| WHAT YOU WILL DO |
Transcribe the records that follow, preserving every word.

··········

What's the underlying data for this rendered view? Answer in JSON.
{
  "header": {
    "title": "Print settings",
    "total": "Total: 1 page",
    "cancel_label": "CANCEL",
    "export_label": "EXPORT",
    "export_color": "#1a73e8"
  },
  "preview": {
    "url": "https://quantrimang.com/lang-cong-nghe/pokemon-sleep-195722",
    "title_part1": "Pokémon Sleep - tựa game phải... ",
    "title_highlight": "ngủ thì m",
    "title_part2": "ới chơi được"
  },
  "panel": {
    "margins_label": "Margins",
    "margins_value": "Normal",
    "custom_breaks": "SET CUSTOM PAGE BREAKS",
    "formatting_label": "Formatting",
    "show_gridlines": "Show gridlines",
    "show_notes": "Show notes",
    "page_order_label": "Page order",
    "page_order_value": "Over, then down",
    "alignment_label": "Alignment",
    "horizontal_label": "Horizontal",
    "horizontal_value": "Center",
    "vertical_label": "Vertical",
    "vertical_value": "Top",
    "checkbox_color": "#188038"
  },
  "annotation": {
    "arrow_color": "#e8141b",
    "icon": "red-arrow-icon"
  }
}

··········

| EXERCISE RESULT |
What's the underlying data for this rendered view? Answer in JSON.
{
  "header": {
    "title": "Print settings",
    "total": "Total: 1 page",
    "cancel_label": "CANCEL",
    "export_label": "EXPORT",
    "export_color": "#1a73e8"
  },
  "preview": {
    "url": "https://quantrimang.com/lang-cong-nghe/pokemon-sleep-195722",
    "title_part1": "Pokémon Sleep - tựa game phải... ",
    "title_highlight": "ngủ thì m",
    "title_part2": "ới chơi được"
  },
  "panel": {
    "margins_label": "Margins",
    "margins_value": "Normal",
    "custom_breaks": "SET CUSTOM PAGE BREAKS",
    "formatting_label": "Formatting",
    "show_gridlines": "Show gridlines",
    "show_notes": "Show notes",
    "page_order_label": "Page order",
    "page_order_value": "Over, then down",
    "alignment_label": "Alignment",
    "horizontal_label": "Horizontal",
    "horizontal_value": "Center",
    "vertical_label": "Vertical",
    "vertical_value": "Top",
    "checkbox_color": "#188038"
  },
  "annotation": {
    "arrow_color": "#e8141b",
    "icon": "red-arrow-icon"
  }
}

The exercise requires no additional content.